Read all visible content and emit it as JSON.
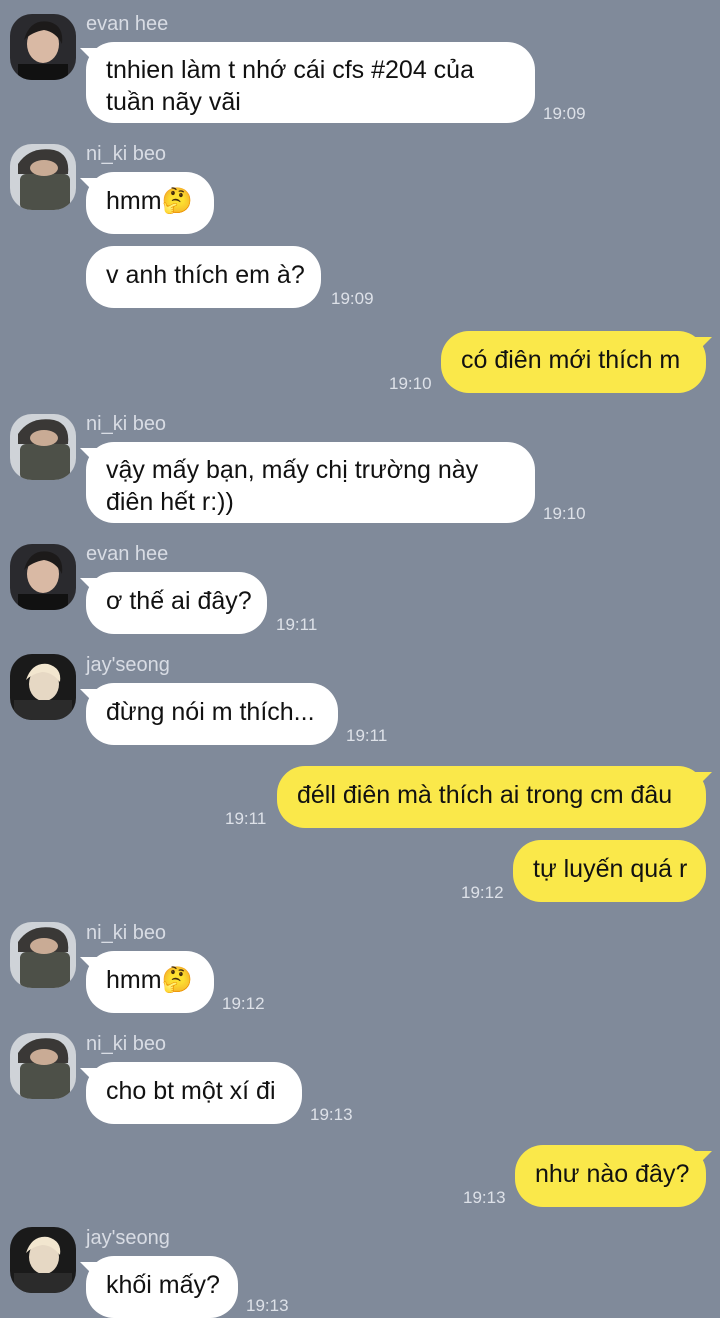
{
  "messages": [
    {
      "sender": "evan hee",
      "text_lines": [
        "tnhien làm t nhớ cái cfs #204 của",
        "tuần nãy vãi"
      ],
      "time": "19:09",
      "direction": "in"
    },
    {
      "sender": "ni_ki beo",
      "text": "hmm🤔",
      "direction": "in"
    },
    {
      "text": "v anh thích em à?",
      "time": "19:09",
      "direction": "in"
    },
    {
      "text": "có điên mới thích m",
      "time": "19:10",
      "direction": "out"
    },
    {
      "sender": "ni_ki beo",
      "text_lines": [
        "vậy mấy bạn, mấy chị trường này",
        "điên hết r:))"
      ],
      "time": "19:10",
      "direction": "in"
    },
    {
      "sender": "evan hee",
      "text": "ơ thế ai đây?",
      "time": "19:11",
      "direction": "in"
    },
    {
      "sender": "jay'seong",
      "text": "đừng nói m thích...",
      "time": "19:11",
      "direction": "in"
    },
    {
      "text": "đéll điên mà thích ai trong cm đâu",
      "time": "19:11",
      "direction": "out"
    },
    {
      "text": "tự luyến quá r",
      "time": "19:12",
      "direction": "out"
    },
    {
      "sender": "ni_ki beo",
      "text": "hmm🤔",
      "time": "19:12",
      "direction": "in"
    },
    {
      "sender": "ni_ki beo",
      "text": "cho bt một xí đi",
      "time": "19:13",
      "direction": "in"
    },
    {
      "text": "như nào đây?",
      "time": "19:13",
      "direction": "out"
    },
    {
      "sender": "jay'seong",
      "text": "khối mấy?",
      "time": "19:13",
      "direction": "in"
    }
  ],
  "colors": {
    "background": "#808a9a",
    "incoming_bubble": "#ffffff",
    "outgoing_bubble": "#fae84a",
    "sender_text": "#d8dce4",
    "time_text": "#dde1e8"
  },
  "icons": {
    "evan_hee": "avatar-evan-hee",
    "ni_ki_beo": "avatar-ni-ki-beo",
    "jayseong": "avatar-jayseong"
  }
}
--
• Work required
Leave out the pictures and copy everything else in the records word for word.

• Solution for this task
Read all visible content and emit it as JSON.
{
  "messages": [
    {
      "sender": "evan hee",
      "text_lines": [
        "tnhien làm t nhớ cái cfs #204 của",
        "tuần nãy vãi"
      ],
      "time": "19:09",
      "direction": "in"
    },
    {
      "sender": "ni_ki beo",
      "text": "hmm🤔",
      "direction": "in"
    },
    {
      "text": "v anh thích em à?",
      "time": "19:09",
      "direction": "in"
    },
    {
      "text": "có điên mới thích m",
      "time": "19:10",
      "direction": "out"
    },
    {
      "sender": "ni_ki beo",
      "text_lines": [
        "vậy mấy bạn, mấy chị trường này",
        "điên hết r:))"
      ],
      "time": "19:10",
      "direction": "in"
    },
    {
      "sender": "evan hee",
      "text": "ơ thế ai đây?",
      "time": "19:11",
      "direction": "in"
    },
    {
      "sender": "jay'seong",
      "text": "đừng nói m thích...",
      "time": "19:11",
      "direction": "in"
    },
    {
      "text": "đéll điên mà thích ai trong cm đâu",
      "time": "19:11",
      "direction": "out"
    },
    {
      "text": "tự luyến quá r",
      "time": "19:12",
      "direction": "out"
    },
    {
      "sender": "ni_ki beo",
      "text": "hmm🤔",
      "time": "19:12",
      "direction": "in"
    },
    {
      "sender": "ni_ki beo",
      "text": "cho bt một xí đi",
      "time": "19:13",
      "direction": "in"
    },
    {
      "text": "như nào đây?",
      "time": "19:13",
      "direction": "out"
    },
    {
      "sender": "jay'seong",
      "text": "khối mấy?",
      "time": "19:13",
      "direction": "in"
    }
  ],
  "colors": {
    "background": "#808a9a",
    "incoming_bubble": "#ffffff",
    "outgoing_bubble": "#fae84a",
    "sender_text": "#d8dce4",
    "time_text": "#dde1e8"
  },
  "icons": {
    "evan_hee": "avatar-evan-hee",
    "ni_ki_beo": "avatar-ni-ki-beo",
    "jayseong": "avatar-jayseong"
  }
}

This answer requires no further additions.